PROMPT:
Copy each line containing the word "description" from the records that follow, please.

STORED DATA:

■ ■ ■ ■ ■ ■ ■

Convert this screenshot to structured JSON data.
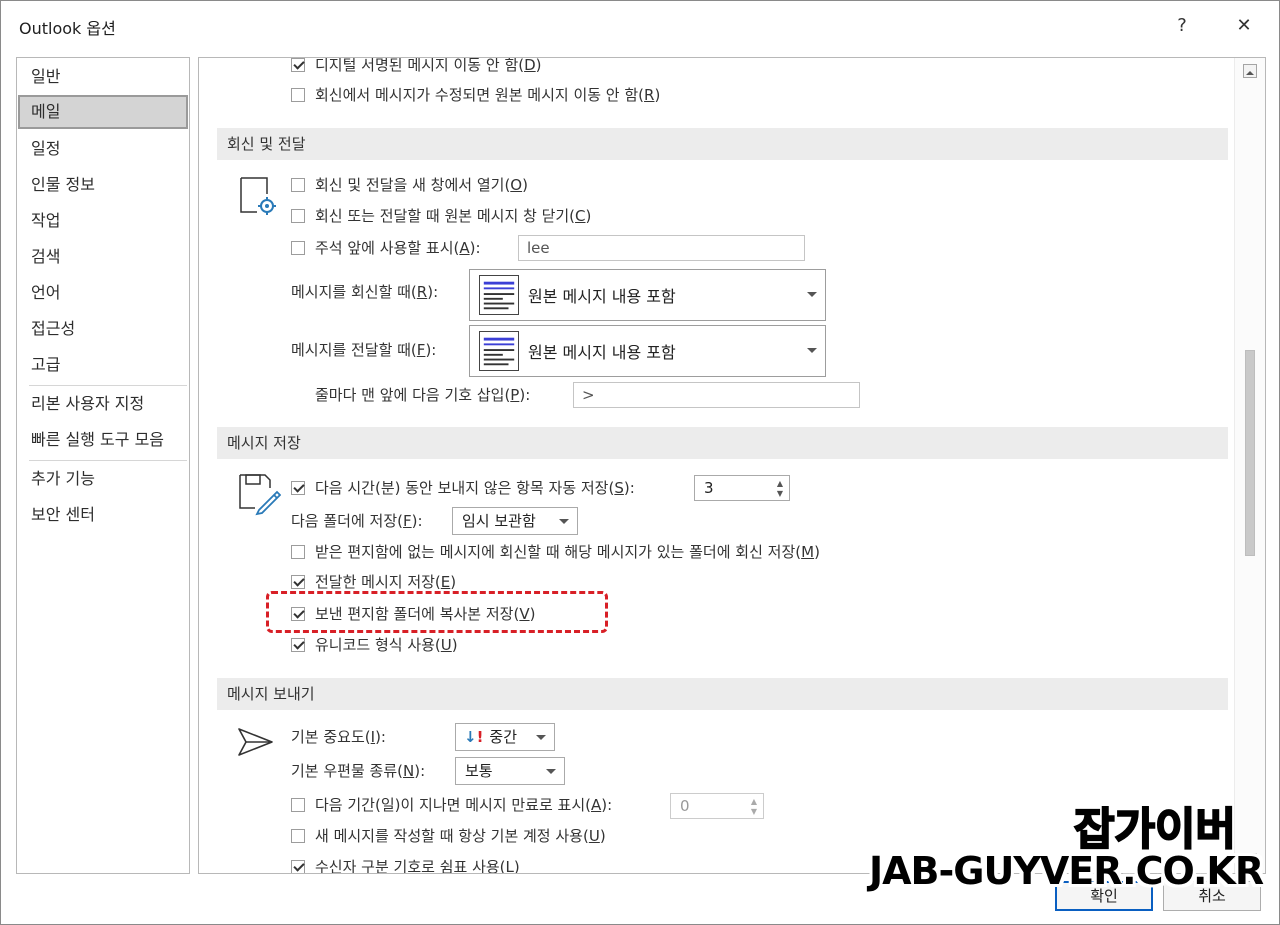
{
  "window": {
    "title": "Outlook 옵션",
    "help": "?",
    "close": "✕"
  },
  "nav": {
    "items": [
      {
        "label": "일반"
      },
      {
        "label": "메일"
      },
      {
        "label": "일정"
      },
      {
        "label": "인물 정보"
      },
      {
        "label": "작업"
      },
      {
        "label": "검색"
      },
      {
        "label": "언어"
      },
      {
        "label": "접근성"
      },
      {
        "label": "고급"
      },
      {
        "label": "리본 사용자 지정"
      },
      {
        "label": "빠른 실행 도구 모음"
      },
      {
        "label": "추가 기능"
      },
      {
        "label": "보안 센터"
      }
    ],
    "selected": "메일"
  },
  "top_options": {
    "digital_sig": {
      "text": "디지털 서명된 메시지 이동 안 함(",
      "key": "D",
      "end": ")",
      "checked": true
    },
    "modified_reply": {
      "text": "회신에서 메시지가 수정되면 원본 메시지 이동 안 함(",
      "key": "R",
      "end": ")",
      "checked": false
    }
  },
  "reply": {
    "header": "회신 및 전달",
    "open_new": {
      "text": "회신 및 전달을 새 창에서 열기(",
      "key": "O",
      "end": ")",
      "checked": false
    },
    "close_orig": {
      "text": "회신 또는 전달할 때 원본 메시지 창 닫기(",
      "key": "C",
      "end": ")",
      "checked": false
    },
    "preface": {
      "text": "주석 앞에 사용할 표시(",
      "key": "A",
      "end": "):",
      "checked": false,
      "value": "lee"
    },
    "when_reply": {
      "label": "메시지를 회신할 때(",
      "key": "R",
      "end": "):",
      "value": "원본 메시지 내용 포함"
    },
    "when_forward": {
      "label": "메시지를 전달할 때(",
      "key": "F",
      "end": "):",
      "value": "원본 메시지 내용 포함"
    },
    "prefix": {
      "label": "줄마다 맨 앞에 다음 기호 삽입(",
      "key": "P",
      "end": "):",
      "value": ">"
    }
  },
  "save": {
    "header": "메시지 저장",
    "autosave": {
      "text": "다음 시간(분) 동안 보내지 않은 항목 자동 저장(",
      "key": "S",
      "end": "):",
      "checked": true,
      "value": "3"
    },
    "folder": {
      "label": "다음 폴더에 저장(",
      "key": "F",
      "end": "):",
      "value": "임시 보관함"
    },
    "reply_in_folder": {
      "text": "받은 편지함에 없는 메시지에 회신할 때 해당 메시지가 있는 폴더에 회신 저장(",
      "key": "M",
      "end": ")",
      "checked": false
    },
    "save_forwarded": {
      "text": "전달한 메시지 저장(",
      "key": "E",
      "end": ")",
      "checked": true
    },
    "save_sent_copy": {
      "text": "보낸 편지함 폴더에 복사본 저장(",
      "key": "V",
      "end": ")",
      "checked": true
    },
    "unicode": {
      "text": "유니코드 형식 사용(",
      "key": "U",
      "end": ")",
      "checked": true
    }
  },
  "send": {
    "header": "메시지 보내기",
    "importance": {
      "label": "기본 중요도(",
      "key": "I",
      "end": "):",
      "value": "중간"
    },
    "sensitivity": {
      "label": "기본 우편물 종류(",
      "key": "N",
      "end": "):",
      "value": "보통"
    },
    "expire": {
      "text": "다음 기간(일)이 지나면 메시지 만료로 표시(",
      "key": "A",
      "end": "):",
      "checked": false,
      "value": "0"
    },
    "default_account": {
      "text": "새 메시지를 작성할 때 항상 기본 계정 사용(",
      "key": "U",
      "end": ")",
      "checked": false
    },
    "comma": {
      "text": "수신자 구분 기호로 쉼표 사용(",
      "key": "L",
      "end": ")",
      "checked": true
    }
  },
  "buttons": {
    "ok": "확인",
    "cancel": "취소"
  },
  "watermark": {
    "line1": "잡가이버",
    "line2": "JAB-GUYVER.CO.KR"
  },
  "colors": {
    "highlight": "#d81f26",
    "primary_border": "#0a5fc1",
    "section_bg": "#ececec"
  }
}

■ ■ ■ ■ ■ ■ ■

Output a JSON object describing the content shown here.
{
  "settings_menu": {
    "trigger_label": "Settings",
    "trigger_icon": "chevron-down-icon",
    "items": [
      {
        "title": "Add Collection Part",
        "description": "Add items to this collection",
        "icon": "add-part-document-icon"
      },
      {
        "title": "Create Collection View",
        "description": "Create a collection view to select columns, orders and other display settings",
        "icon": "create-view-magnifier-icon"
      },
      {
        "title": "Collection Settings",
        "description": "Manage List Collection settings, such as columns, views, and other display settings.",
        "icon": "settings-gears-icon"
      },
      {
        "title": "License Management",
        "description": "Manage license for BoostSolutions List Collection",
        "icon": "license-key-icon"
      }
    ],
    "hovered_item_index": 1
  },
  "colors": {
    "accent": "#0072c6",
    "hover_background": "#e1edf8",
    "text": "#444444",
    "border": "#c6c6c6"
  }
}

■ ■ ■ ■ ■ ■ ■

SOLUTION FOR THIS EXERCISE:
        "description": "Add items to this collection",
        "description": "Create a collection view to select columns, orders and other display settings",
        "description": "Manage List Collection settings, such as columns, views, and other display settings.",
        "description": "Manage license for BoostSolutions List Collection",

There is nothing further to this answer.